**What you need to do**
Every entry below should be transcribed exactly; pictures stay out of the copy.
*** Stored records
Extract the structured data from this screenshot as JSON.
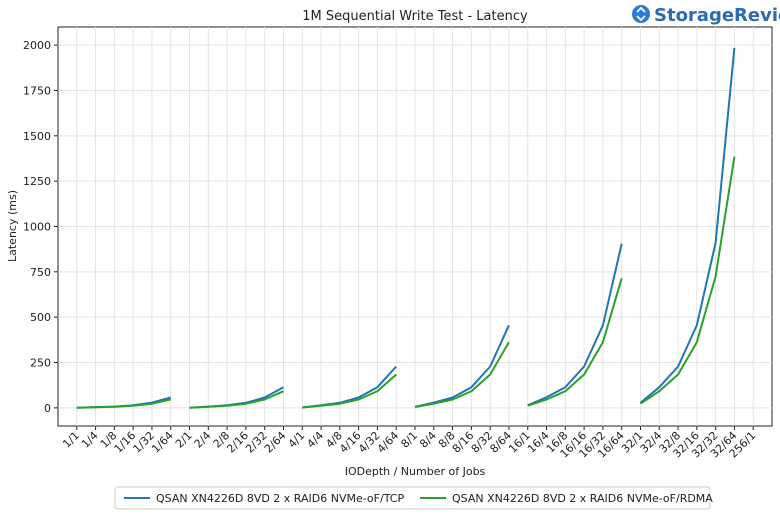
{
  "brand": {
    "name": "StorageReview",
    "accent": "#2b7bd3"
  },
  "chart_data": {
    "type": "line",
    "title": "1M Sequential Write Test - Latency",
    "xlabel": "IODepth / Number of Jobs",
    "ylabel": "Latency (ms)",
    "ylim": [
      -100,
      2100
    ],
    "yticks": [
      0,
      250,
      500,
      750,
      1000,
      1250,
      1500,
      1750,
      2000
    ],
    "grid": true,
    "legend_position": "bottom-center",
    "categories": [
      "1/1",
      "1/4",
      "1/8",
      "1/16",
      "1/32",
      "1/64",
      "2/1",
      "2/4",
      "2/8",
      "2/16",
      "2/32",
      "2/64",
      "4/1",
      "4/4",
      "4/8",
      "4/16",
      "4/32",
      "4/64",
      "8/1",
      "8/4",
      "8/8",
      "8/16",
      "8/32",
      "8/64",
      "16/1",
      "16/4",
      "16/8",
      "16/16",
      "16/32",
      "16/64",
      "32/1",
      "32/4",
      "32/8",
      "32/16",
      "32/32",
      "32/64",
      "256/1"
    ],
    "series": [
      {
        "name": "QSAN XN4226D 8VD 2 x RAID6 NVMe-oF/TCP",
        "color": "#1f77b4",
        "values": [
          1,
          4,
          7,
          14,
          29,
          57,
          1,
          7,
          14,
          28,
          57,
          114,
          2,
          14,
          28,
          57,
          114,
          228,
          6,
          29,
          57,
          114,
          228,
          455,
          14,
          58,
          114,
          228,
          455,
          905,
          28,
          114,
          228,
          455,
          910,
          1985,
          null
        ]
      },
      {
        "name": "QSAN XN4226D 8VD 2 x RAID6 NVMe-oF/RDMA",
        "color": "#2ca02c",
        "values": [
          1,
          3,
          6,
          12,
          23,
          46,
          1,
          6,
          12,
          23,
          46,
          92,
          2,
          12,
          23,
          46,
          92,
          184,
          5,
          23,
          46,
          92,
          184,
          362,
          12,
          46,
          92,
          184,
          362,
          715,
          23,
          92,
          184,
          362,
          725,
          1385,
          null
        ]
      }
    ]
  }
}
******
**Result for this exercise**
Extract the structured data from this screenshot as JSON.
{
  "brand": {
    "name": "StorageReview",
    "accent": "#2b7bd3"
  },
  "chart_data": {
    "type": "line",
    "title": "1M Sequential Write Test - Latency",
    "xlabel": "IODepth / Number of Jobs",
    "ylabel": "Latency (ms)",
    "ylim": [
      -100,
      2100
    ],
    "yticks": [
      0,
      250,
      500,
      750,
      1000,
      1250,
      1500,
      1750,
      2000
    ],
    "grid": true,
    "legend_position": "bottom-center",
    "categories": [
      "1/1",
      "1/4",
      "1/8",
      "1/16",
      "1/32",
      "1/64",
      "2/1",
      "2/4",
      "2/8",
      "2/16",
      "2/32",
      "2/64",
      "4/1",
      "4/4",
      "4/8",
      "4/16",
      "4/32",
      "4/64",
      "8/1",
      "8/4",
      "8/8",
      "8/16",
      "8/32",
      "8/64",
      "16/1",
      "16/4",
      "16/8",
      "16/16",
      "16/32",
      "16/64",
      "32/1",
      "32/4",
      "32/8",
      "32/16",
      "32/32",
      "32/64",
      "256/1"
    ],
    "series": [
      {
        "name": "QSAN XN4226D 8VD 2 x RAID6 NVMe-oF/TCP",
        "color": "#1f77b4",
        "values": [
          1,
          4,
          7,
          14,
          29,
          57,
          1,
          7,
          14,
          28,
          57,
          114,
          2,
          14,
          28,
          57,
          114,
          228,
          6,
          29,
          57,
          114,
          228,
          455,
          14,
          58,
          114,
          228,
          455,
          905,
          28,
          114,
          228,
          455,
          910,
          1985,
          null
        ]
      },
      {
        "name": "QSAN XN4226D 8VD 2 x RAID6 NVMe-oF/RDMA",
        "color": "#2ca02c",
        "values": [
          1,
          3,
          6,
          12,
          23,
          46,
          1,
          6,
          12,
          23,
          46,
          92,
          2,
          12,
          23,
          46,
          92,
          184,
          5,
          23,
          46,
          92,
          184,
          362,
          12,
          46,
          92,
          184,
          362,
          715,
          23,
          92,
          184,
          362,
          725,
          1385,
          null
        ]
      }
    ]
  }
}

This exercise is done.